Lines that hold the word "change" should be located and copied.
── Dataset rows
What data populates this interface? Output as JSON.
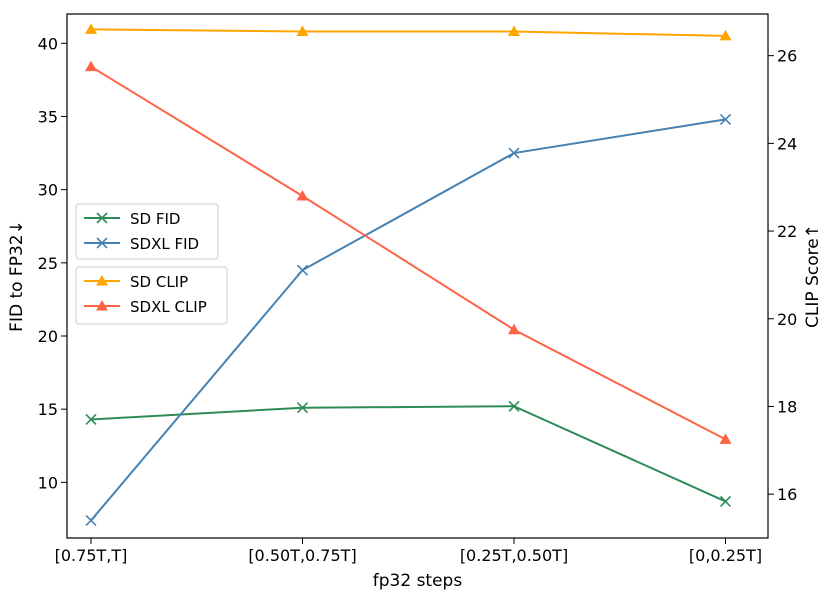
{
  "chart_data": {
    "type": "line",
    "categories": [
      "[0.75T,T]",
      "[0.50T,0.75T]",
      "[0.25T,0.50T]",
      "[0,0.25T]"
    ],
    "xlabel": "fp32 steps",
    "ylabel_left": "FID to FP32↓",
    "ylabel_right": "CLIP Score↑",
    "ylim_left": [
      6.2,
      42.0
    ],
    "yticks_left": [
      10,
      15,
      20,
      25,
      30,
      35,
      40
    ],
    "ylim_right": [
      15.0,
      26.95
    ],
    "yticks_right": [
      16,
      18,
      20,
      22,
      24,
      26
    ],
    "grid": false,
    "series": [
      {
        "name": "SD FID",
        "axis": "left",
        "marker": "x",
        "color": "#2e8b57",
        "values": [
          14.3,
          15.1,
          15.2,
          8.7
        ]
      },
      {
        "name": "SDXL FID",
        "axis": "left",
        "marker": "x",
        "color": "#4682b4",
        "values": [
          7.4,
          24.5,
          32.5,
          34.8
        ]
      },
      {
        "name": "SD CLIP",
        "axis": "right",
        "marker": "triangle",
        "color": "#ffa500",
        "values": [
          26.6,
          26.55,
          26.55,
          26.45
        ]
      },
      {
        "name": "SDXL CLIP",
        "axis": "right",
        "marker": "triangle",
        "color": "#ff6347",
        "values": [
          25.75,
          22.8,
          19.75,
          17.25
        ]
      }
    ],
    "legends": [
      {
        "placement": "center-left",
        "entries": [
          "SD FID",
          "SDXL FID"
        ]
      },
      {
        "placement": "center-left",
        "entries": [
          "SD CLIP",
          "SDXL CLIP"
        ]
      }
    ]
  }
}
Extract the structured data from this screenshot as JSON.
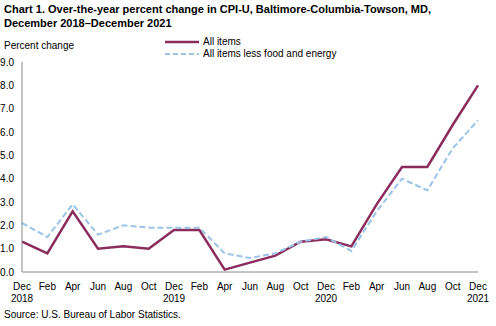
{
  "chart_data": {
    "type": "line",
    "title": "Chart 1. Over-the-year percent change in CPI-U, Baltimore-Columbia-Towson, MD, December 2018–December 2021",
    "y_label": "Percent change",
    "source": "Source: U.S. Bureau of Labor Statistics.",
    "categories": [
      "Dec 2018",
      "Feb",
      "Apr",
      "Jun",
      "Aug",
      "Oct",
      "Dec 2019",
      "Feb",
      "Apr",
      "Jun",
      "Aug",
      "Oct",
      "Dec 2020",
      "Feb",
      "Apr",
      "Jun",
      "Aug",
      "Oct",
      "Dec 2021"
    ],
    "series": [
      {
        "name": "All items",
        "color": "#8b2c5c",
        "line_style": "solid",
        "marker": "none",
        "values": [
          1.3,
          0.8,
          2.6,
          1.0,
          1.1,
          1.0,
          1.8,
          1.8,
          0.1,
          0.4,
          0.7,
          1.3,
          1.4,
          1.1,
          2.9,
          4.5,
          4.5,
          6.3,
          8.0
        ]
      },
      {
        "name": "All items less food and energy",
        "color": "#9cc3e8",
        "line_style": "dashed",
        "marker": "none",
        "values": [
          2.1,
          1.5,
          2.9,
          1.6,
          2.0,
          1.9,
          1.9,
          1.9,
          0.8,
          0.6,
          0.8,
          1.3,
          1.5,
          0.9,
          2.6,
          4.0,
          3.5,
          5.3,
          6.5
        ]
      }
    ],
    "ylim": [
      0,
      9
    ],
    "yticks": [
      {
        "value": 0,
        "label": "0.0"
      },
      {
        "value": 1,
        "label": "1.0"
      },
      {
        "value": 2,
        "label": "2.0"
      },
      {
        "value": 3,
        "label": "3.0"
      },
      {
        "value": 4,
        "label": "4.0"
      },
      {
        "value": 5,
        "label": "5.0"
      },
      {
        "value": 6,
        "label": "6.0"
      },
      {
        "value": 7,
        "label": "7.0"
      },
      {
        "value": 8,
        "label": "8.0"
      },
      {
        "value": 9,
        "label": "9.0"
      }
    ],
    "grid": false,
    "legend": "top"
  }
}
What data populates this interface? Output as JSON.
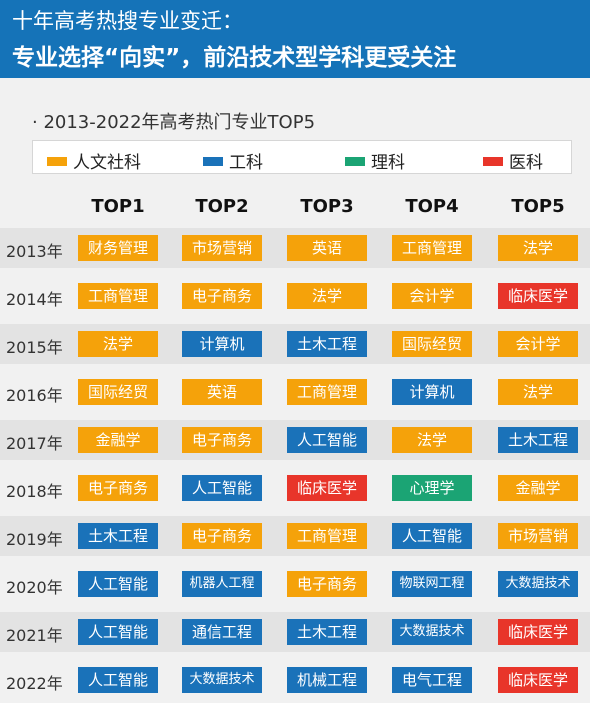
{
  "header": {
    "title_line1": "十年高考热搜专业变迁：",
    "title_line2": "专业选择“向实”，前沿技术型学科更受关注"
  },
  "subtitle": "· 2013-2022年高考热门专业TOP5",
  "colors": {
    "人文社科": "#f5a20a",
    "工科": "#1a72b9",
    "理科": "#1ba474",
    "医科": "#e8352a"
  },
  "chart_data": {
    "type": "table",
    "title": "2013-2022年高考热门专业TOP5",
    "legend": [
      {
        "name": "人文社科",
        "color": "#f5a20a"
      },
      {
        "name": "工科",
        "color": "#1a72b9"
      },
      {
        "name": "理科",
        "color": "#1ba474"
      },
      {
        "name": "医科",
        "color": "#e8352a"
      }
    ],
    "columns": [
      "TOP1",
      "TOP2",
      "TOP3",
      "TOP4",
      "TOP5"
    ],
    "rows": [
      {
        "year": "2013年",
        "cells": [
          {
            "text": "财务管理",
            "cat": "人文社科"
          },
          {
            "text": "市场营销",
            "cat": "人文社科"
          },
          {
            "text": "英语",
            "cat": "人文社科"
          },
          {
            "text": "工商管理",
            "cat": "人文社科"
          },
          {
            "text": "法学",
            "cat": "人文社科"
          }
        ]
      },
      {
        "year": "2014年",
        "cells": [
          {
            "text": "工商管理",
            "cat": "人文社科"
          },
          {
            "text": "电子商务",
            "cat": "人文社科"
          },
          {
            "text": "法学",
            "cat": "人文社科"
          },
          {
            "text": "会计学",
            "cat": "人文社科"
          },
          {
            "text": "临床医学",
            "cat": "医科"
          }
        ]
      },
      {
        "year": "2015年",
        "cells": [
          {
            "text": "法学",
            "cat": "人文社科"
          },
          {
            "text": "计算机",
            "cat": "工科"
          },
          {
            "text": "土木工程",
            "cat": "工科"
          },
          {
            "text": "国际经贸",
            "cat": "人文社科"
          },
          {
            "text": "会计学",
            "cat": "人文社科"
          }
        ]
      },
      {
        "year": "2016年",
        "cells": [
          {
            "text": "国际经贸",
            "cat": "人文社科"
          },
          {
            "text": "英语",
            "cat": "人文社科"
          },
          {
            "text": "工商管理",
            "cat": "人文社科"
          },
          {
            "text": "计算机",
            "cat": "工科"
          },
          {
            "text": "法学",
            "cat": "人文社科"
          }
        ]
      },
      {
        "year": "2017年",
        "cells": [
          {
            "text": "金融学",
            "cat": "人文社科"
          },
          {
            "text": "电子商务",
            "cat": "人文社科"
          },
          {
            "text": "人工智能",
            "cat": "工科"
          },
          {
            "text": "法学",
            "cat": "人文社科"
          },
          {
            "text": "土木工程",
            "cat": "工科"
          }
        ]
      },
      {
        "year": "2018年",
        "cells": [
          {
            "text": "电子商务",
            "cat": "人文社科"
          },
          {
            "text": "人工智能",
            "cat": "工科"
          },
          {
            "text": "临床医学",
            "cat": "医科"
          },
          {
            "text": "心理学",
            "cat": "理科"
          },
          {
            "text": "金融学",
            "cat": "人文社科"
          }
        ]
      },
      {
        "year": "2019年",
        "cells": [
          {
            "text": "土木工程",
            "cat": "工科"
          },
          {
            "text": "电子商务",
            "cat": "人文社科"
          },
          {
            "text": "工商管理",
            "cat": "人文社科"
          },
          {
            "text": "人工智能",
            "cat": "工科"
          },
          {
            "text": "市场营销",
            "cat": "人文社科"
          }
        ]
      },
      {
        "year": "2020年",
        "cells": [
          {
            "text": "人工智能",
            "cat": "工科"
          },
          {
            "text": "机器人工程",
            "cat": "工科"
          },
          {
            "text": "电子商务",
            "cat": "人文社科"
          },
          {
            "text": "物联网工程",
            "cat": "工科"
          },
          {
            "text": "大数据技术",
            "cat": "工科"
          }
        ]
      },
      {
        "year": "2021年",
        "cells": [
          {
            "text": "人工智能",
            "cat": "工科"
          },
          {
            "text": "通信工程",
            "cat": "工科"
          },
          {
            "text": "土木工程",
            "cat": "工科"
          },
          {
            "text": "大数据技术",
            "cat": "工科"
          },
          {
            "text": "临床医学",
            "cat": "医科"
          }
        ]
      },
      {
        "year": "2022年",
        "cells": [
          {
            "text": "人工智能",
            "cat": "工科"
          },
          {
            "text": "大数据技术",
            "cat": "工科"
          },
          {
            "text": "机械工程",
            "cat": "工科"
          },
          {
            "text": "电气工程",
            "cat": "工科"
          },
          {
            "text": "临床医学",
            "cat": "医科"
          }
        ]
      }
    ]
  }
}
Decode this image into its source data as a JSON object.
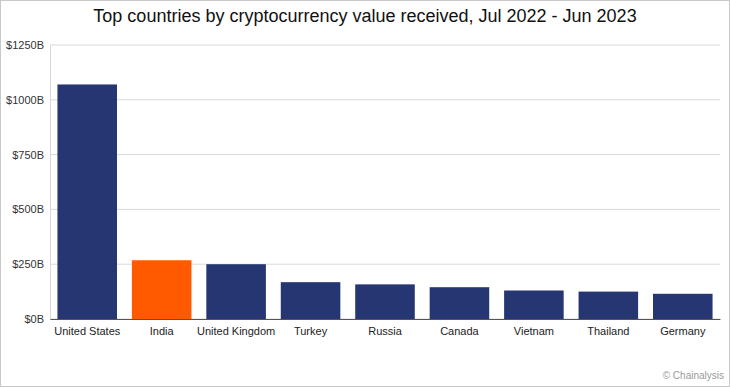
{
  "chart_data": {
    "type": "bar",
    "title": "Top countries by cryptocurrency value received, Jul 2022 - Jun 2023",
    "categories": [
      "United States",
      "India",
      "United Kingdom",
      "Turkey",
      "Russia",
      "Canada",
      "Vietnam",
      "Thailand",
      "Germany"
    ],
    "values": [
      1070,
      268,
      250,
      168,
      158,
      145,
      130,
      125,
      115
    ],
    "colors": [
      "#263672",
      "#ff5a00",
      "#263672",
      "#263672",
      "#263672",
      "#263672",
      "#263672",
      "#263672",
      "#263672"
    ],
    "ylim": [
      0,
      1250
    ],
    "yticks": [
      {
        "value": 0,
        "label": "$0B"
      },
      {
        "value": 250,
        "label": "$250B"
      },
      {
        "value": 500,
        "label": "$500B"
      },
      {
        "value": 750,
        "label": "$750B"
      },
      {
        "value": 1000,
        "label": "$1000B"
      },
      {
        "value": 1250,
        "label": "$1250B"
      }
    ],
    "grid": true,
    "annotations": [
      "© Chainalysis"
    ]
  }
}
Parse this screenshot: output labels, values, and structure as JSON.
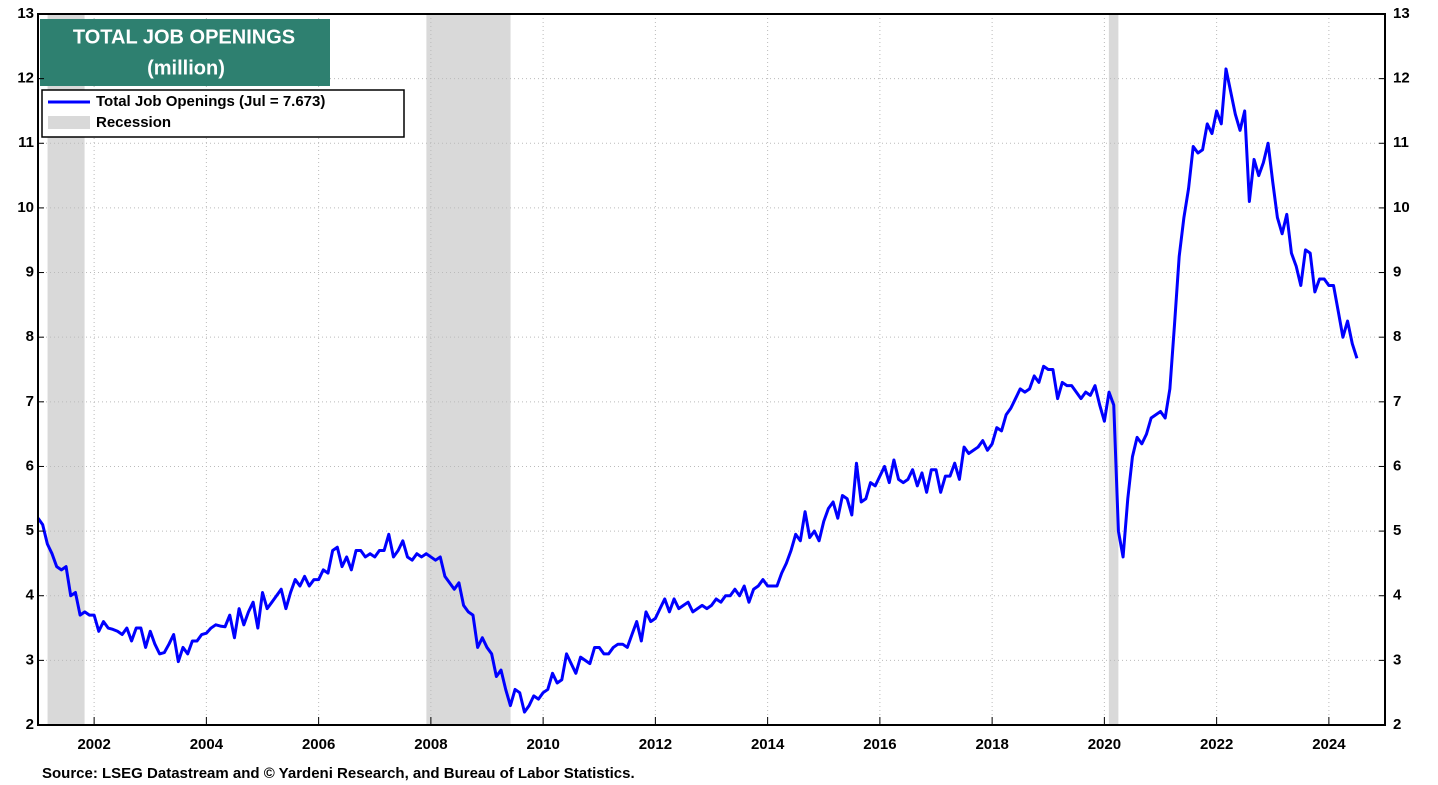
────
Exercise answer
    "title": "Chart 1. Over-the-year percent change in CPI-U, Baltimore-Columbia-Towson, MD, December 2018–December 2021",
    "y_label": "Percent change",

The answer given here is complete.